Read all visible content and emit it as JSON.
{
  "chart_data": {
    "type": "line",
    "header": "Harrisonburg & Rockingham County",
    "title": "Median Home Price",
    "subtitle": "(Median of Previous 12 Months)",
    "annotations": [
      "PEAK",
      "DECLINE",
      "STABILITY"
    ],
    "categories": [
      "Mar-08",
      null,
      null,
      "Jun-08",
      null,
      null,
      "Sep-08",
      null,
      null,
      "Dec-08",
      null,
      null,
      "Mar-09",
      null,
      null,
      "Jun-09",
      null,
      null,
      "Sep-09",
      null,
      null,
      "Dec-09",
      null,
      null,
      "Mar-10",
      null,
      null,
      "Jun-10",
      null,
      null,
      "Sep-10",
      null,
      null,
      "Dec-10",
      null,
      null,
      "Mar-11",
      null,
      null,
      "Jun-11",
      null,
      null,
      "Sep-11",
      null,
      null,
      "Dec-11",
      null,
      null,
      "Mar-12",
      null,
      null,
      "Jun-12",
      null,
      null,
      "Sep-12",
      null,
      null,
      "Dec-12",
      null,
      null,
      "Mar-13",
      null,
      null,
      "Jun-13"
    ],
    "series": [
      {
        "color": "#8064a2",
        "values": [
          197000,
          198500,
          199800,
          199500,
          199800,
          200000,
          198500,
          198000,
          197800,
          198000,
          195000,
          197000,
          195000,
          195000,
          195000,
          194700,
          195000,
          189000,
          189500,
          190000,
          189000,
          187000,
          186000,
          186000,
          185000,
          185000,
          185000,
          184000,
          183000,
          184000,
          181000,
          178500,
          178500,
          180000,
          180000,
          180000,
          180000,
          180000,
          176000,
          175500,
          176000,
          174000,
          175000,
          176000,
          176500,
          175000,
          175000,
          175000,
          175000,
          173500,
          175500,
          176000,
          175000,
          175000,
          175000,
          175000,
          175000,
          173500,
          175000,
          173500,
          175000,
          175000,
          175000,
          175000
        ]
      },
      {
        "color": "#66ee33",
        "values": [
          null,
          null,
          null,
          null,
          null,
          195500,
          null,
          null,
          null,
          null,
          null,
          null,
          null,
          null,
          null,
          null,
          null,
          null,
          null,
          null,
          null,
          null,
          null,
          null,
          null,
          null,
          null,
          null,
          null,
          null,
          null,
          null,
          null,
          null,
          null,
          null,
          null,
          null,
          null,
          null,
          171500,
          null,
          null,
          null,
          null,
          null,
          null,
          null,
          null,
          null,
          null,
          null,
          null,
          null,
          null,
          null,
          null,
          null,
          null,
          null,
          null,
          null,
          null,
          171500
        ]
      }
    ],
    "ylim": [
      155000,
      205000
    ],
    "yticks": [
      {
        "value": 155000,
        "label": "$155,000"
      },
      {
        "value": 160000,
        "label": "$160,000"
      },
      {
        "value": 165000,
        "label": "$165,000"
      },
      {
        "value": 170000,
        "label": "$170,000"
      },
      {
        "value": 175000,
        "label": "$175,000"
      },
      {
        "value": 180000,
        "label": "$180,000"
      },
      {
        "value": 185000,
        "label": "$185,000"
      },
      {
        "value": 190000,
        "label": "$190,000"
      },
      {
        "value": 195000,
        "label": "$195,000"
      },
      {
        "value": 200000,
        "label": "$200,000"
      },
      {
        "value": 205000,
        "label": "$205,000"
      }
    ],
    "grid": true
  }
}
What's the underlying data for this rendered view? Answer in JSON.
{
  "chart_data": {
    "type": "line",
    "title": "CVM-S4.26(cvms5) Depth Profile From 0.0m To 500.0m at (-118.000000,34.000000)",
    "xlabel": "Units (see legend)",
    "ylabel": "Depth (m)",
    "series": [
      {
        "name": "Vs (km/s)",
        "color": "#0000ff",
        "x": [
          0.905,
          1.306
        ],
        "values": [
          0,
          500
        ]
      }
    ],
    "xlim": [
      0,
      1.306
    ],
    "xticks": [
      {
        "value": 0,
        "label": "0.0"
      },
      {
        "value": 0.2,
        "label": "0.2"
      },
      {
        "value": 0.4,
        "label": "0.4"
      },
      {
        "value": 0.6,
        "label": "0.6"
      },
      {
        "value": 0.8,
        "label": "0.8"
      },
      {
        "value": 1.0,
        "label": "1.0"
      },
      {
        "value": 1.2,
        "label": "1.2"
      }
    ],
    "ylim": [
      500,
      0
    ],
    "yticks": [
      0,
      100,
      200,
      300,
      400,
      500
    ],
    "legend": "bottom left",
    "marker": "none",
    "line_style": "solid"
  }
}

* The request: Without leaving anything out, quote all the data.

* Written answer:
Read all visible content and emit it as JSON.
{
  "chart_data": {
    "type": "line",
    "header": "Harrisonburg & Rockingham County",
    "title": "Median Home Price",
    "subtitle": "(Median of Previous 12 Months)",
    "annotations": [
      "PEAK",
      "DECLINE",
      "STABILITY"
    ],
    "categories": [
      "Mar-08",
      null,
      null,
      "Jun-08",
      null,
      null,
      "Sep-08",
      null,
      null,
      "Dec-08",
      null,
      null,
      "Mar-09",
      null,
      null,
      "Jun-09",
      null,
      null,
      "Sep-09",
      null,
      null,
      "Dec-09",
      null,
      null,
      "Mar-10",
      null,
      null,
      "Jun-10",
      null,
      null,
      "Sep-10",
      null,
      null,
      "Dec-10",
      null,
      null,
      "Mar-11",
      null,
      null,
      "Jun-11",
      null,
      null,
      "Sep-11",
      null,
      null,
      "Dec-11",
      null,
      null,
      "Mar-12",
      null,
      null,
      "Jun-12",
      null,
      null,
      "Sep-12",
      null,
      null,
      "Dec-12",
      null,
      null,
      "Mar-13",
      null,
      null,
      "Jun-13"
    ],
    "series": [
      {
        "color": "#8064a2",
        "values": [
          197000,
          198500,
          199800,
          199500,
          199800,
          200000,
          198500,
          198000,
          197800,
          198000,
          195000,
          197000,
          195000,
          195000,
          195000,
          194700,
          195000,
          189000,
          189500,
          190000,
          189000,
          187000,
          186000,
          186000,
          185000,
          185000,
          185000,
          184000,
          183000,
          184000,
          181000,
          178500,
          178500,
          180000,
          180000,
          180000,
          180000,
          180000,
          176000,
          175500,
          176000,
          174000,
          175000,
          176000,
          176500,
          175000,
          175000,
          175000,
          175000,
          173500,
          175500,
          176000,
          175000,
          175000,
          175000,
          175000,
          175000,
          173500,
          175000,
          173500,
          175000,
          175000,
          175000,
          175000
        ]
      },
      {
        "color": "#66ee33",
        "values": [
          null,
          null,
          null,
          null,
          null,
          195500,
          null,
          null,
          null,
          null,
          null,
          null,
          null,
          null,
          null,
          null,
          null,
          null,
          null,
          null,
          null,
          null,
          null,
          null,
          null,
          null,
          null,
          null,
          null,
          null,
          null,
          null,
          null,
          null,
          null,
          null,
          null,
          null,
          null,
          null,
          171500,
          null,
          null,
          null,
          null,
          null,
          null,
          null,
          null,
          null,
          null,
          null,
          null,
          null,
          null,
          null,
          null,
          null,
          null,
          null,
          null,
          null,
          null,
          171500
        ]
      }
    ],
    "ylim": [
      155000,
      205000
    ],
    "yticks": [
      {
        "value": 155000,
        "label": "$155,000"
      },
      {
        "value": 160000,
        "label": "$160,000"
      },
      {
        "value": 165000,
        "label": "$165,000"
      },
      {
        "value": 170000,
        "label": "$170,000"
      },
      {
        "value": 175000,
        "label": "$175,000"
      },
      {
        "value": 180000,
        "label": "$180,000"
      },
      {
        "value": 185000,
        "label": "$185,000"
      },
      {
        "value": 190000,
        "label": "$190,000"
      },
      {
        "value": 195000,
        "label": "$195,000"
      },
      {
        "value": 200000,
        "label": "$200,000"
      },
      {
        "value": 205000,
        "label": "$205,000"
      }
    ],
    "grid": true
  }
}
What's the underlying data for this rendered view? Answer in JSON.
{
  "chart_data": {
    "type": "line",
    "title": "CVM-S4.26(cvms5) Depth Profile From 0.0m To 500.0m at (-118.000000,34.000000)",
    "xlabel": "Units (see legend)",
    "ylabel": "Depth (m)",
    "series": [
      {
        "name": "Vs (km/s)",
        "color": "#0000ff",
        "x": [
          0.905,
          1.306
        ],
        "values": [
          0,
          500
        ]
      }
    ],
    "xlim": [
      0,
      1.306
    ],
    "xticks": [
      {
        "value": 0,
        "label": "0.0"
      },
      {
        "value": 0.2,
        "label": "0.2"
      },
      {
        "value": 0.4,
        "label": "0.4"
      },
      {
        "value": 0.6,
        "label": "0.6"
      },
      {
        "value": 0.8,
        "label": "0.8"
      },
      {
        "value": 1.0,
        "label": "1.0"
      },
      {
        "value": 1.2,
        "label": "1.2"
      }
    ],
    "ylim": [
      500,
      0
    ],
    "yticks": [
      0,
      100,
      200,
      300,
      400,
      500
    ],
    "legend": "bottom left",
    "marker": "none",
    "line_style": "solid"
  }
}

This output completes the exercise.